Gather every line from the entries below that includes "data".

◇ ◇ ◇ ◇

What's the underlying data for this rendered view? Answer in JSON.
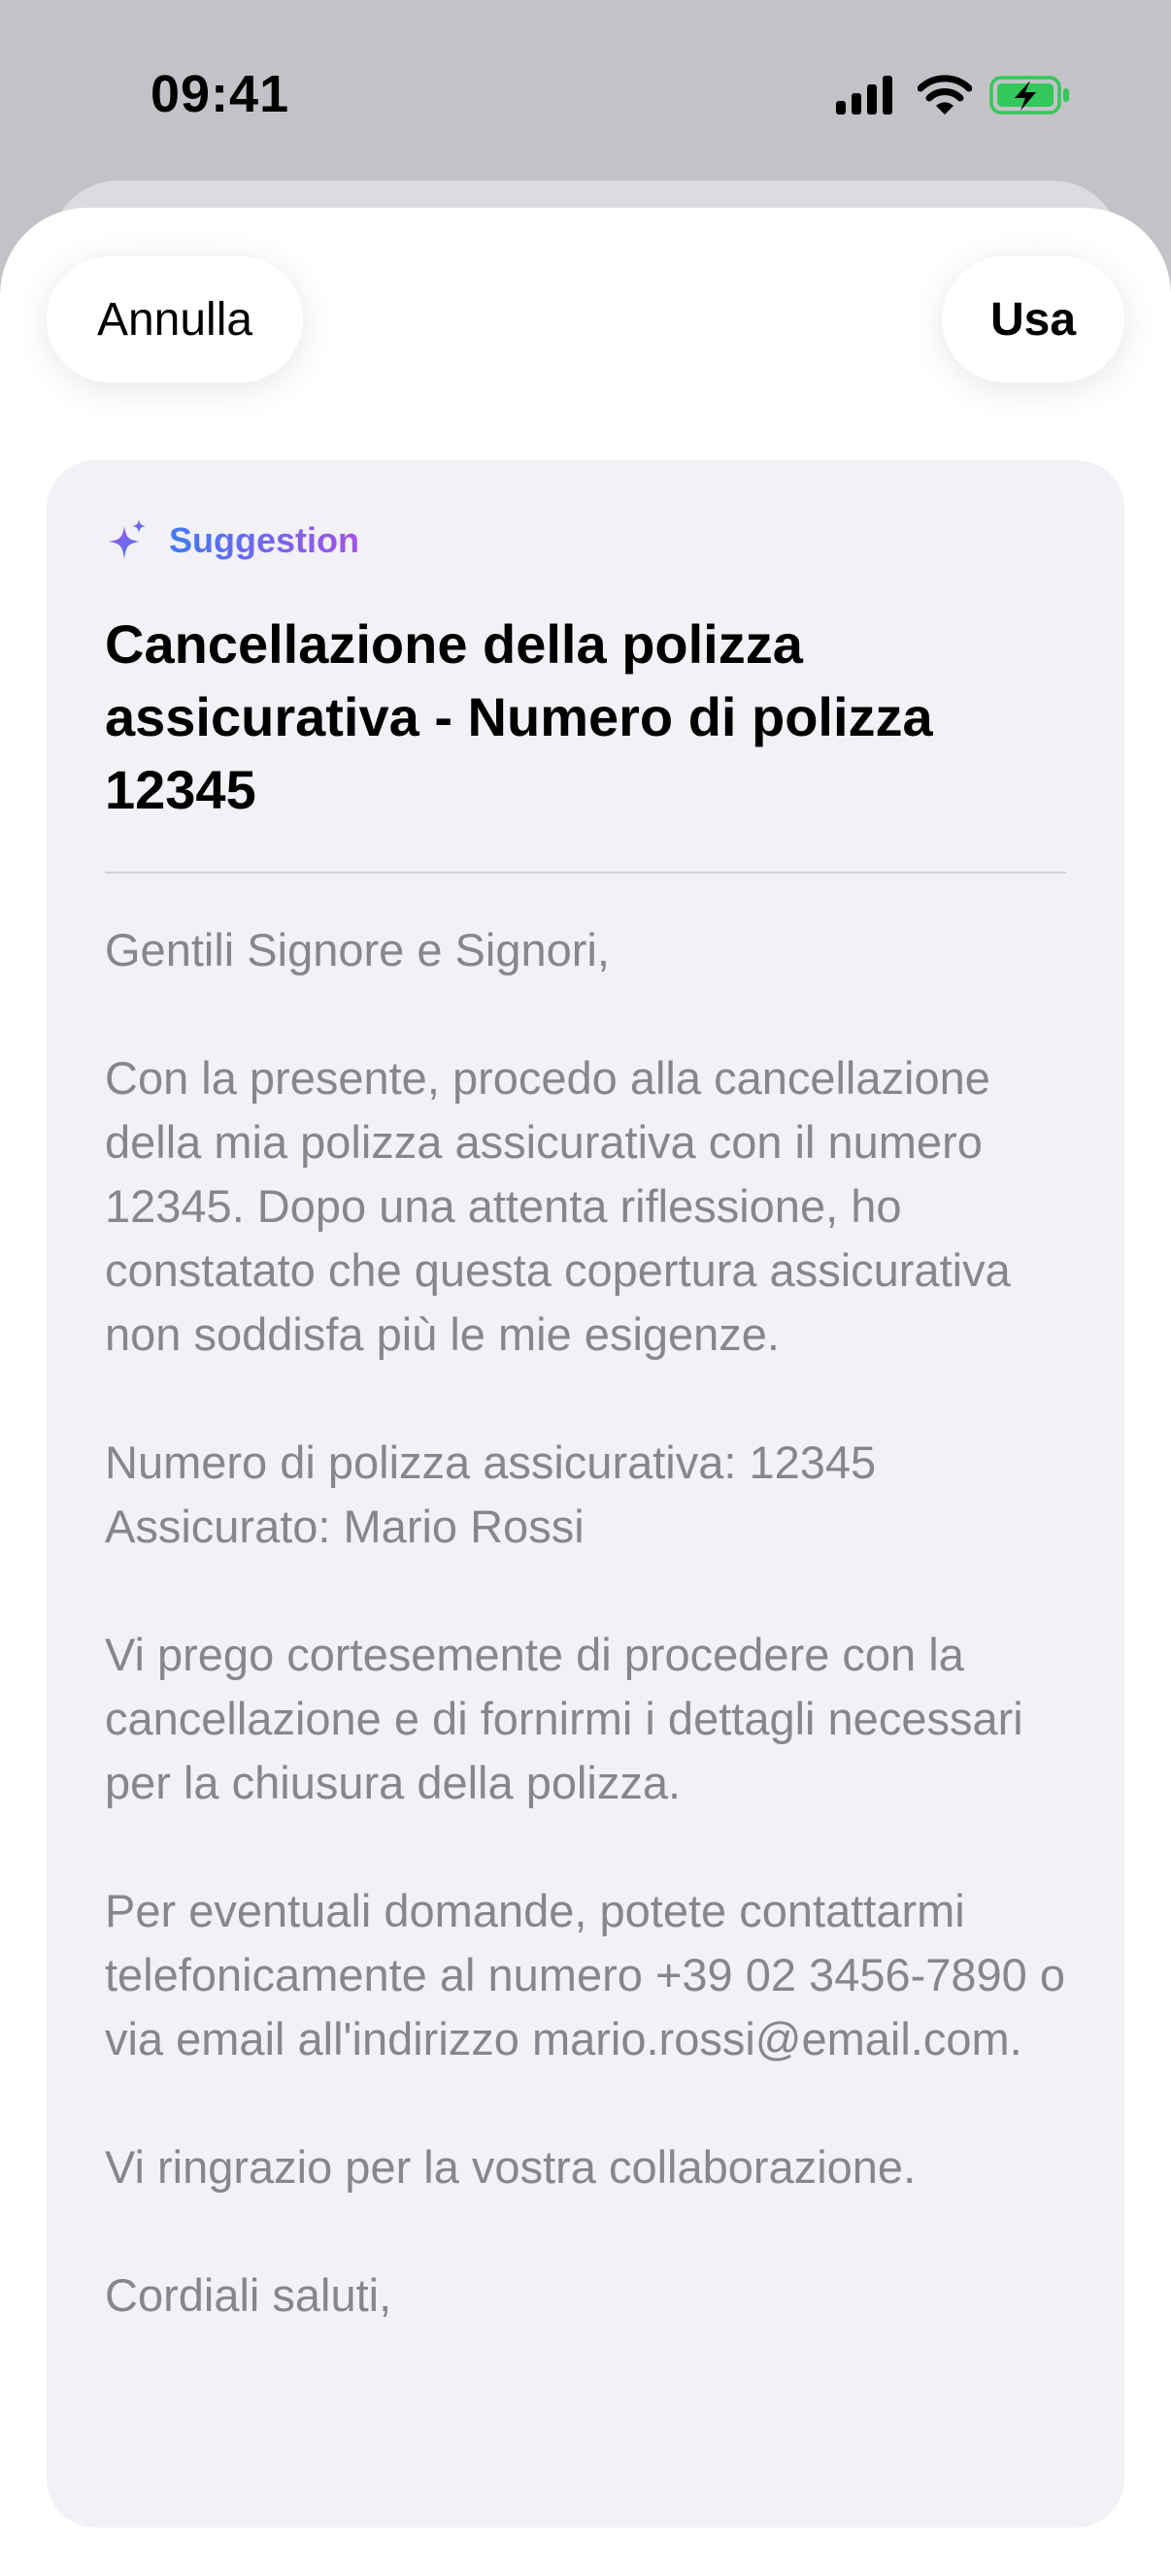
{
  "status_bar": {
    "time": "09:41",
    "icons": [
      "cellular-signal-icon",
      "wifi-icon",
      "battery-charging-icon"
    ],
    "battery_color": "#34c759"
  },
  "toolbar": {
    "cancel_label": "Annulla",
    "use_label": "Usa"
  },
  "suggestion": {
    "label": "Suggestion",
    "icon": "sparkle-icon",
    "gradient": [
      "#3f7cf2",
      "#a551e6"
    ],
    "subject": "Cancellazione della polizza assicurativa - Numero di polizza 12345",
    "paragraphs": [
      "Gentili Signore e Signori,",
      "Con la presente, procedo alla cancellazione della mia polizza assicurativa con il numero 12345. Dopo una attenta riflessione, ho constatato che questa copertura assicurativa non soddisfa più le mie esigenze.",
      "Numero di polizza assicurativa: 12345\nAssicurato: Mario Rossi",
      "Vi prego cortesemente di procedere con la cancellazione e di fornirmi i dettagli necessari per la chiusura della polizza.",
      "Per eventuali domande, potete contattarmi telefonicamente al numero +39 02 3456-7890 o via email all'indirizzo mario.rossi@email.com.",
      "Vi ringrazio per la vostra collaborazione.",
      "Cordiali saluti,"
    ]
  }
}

◇ ◇ ◇ ◇

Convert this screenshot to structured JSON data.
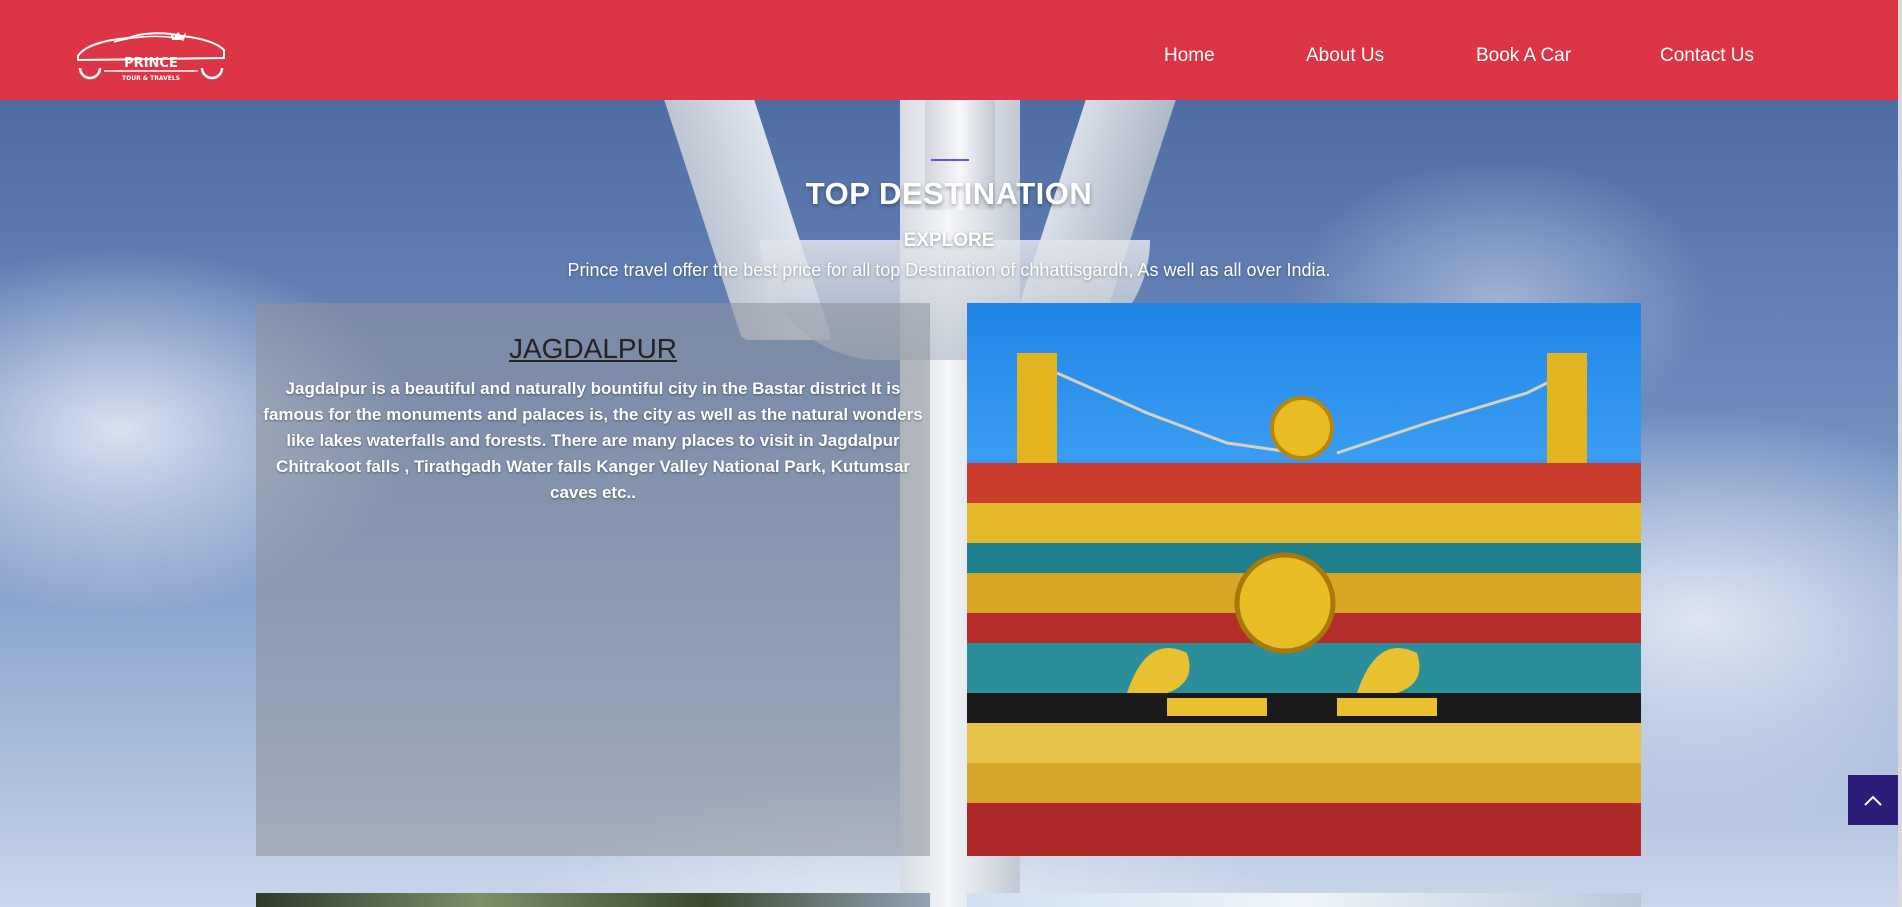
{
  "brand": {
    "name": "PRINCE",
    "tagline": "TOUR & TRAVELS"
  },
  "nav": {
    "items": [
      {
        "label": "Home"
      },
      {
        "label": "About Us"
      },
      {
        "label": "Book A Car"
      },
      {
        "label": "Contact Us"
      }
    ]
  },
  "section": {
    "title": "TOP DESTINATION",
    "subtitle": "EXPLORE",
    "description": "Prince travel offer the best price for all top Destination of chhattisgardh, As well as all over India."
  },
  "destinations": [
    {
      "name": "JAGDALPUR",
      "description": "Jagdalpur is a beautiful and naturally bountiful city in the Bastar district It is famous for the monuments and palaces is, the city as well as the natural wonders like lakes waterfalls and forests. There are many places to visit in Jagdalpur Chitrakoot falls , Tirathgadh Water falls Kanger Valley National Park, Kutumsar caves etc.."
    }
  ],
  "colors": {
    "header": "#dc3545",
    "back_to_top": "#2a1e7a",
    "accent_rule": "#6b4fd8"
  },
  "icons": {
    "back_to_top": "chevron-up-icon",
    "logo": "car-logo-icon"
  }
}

◇ ◇ ◇ ◇

#### [RIGHT ANSWER]
What's the underlying data for this rendered view? Answer in JSON.
Convert this screenshot to structured JSON data.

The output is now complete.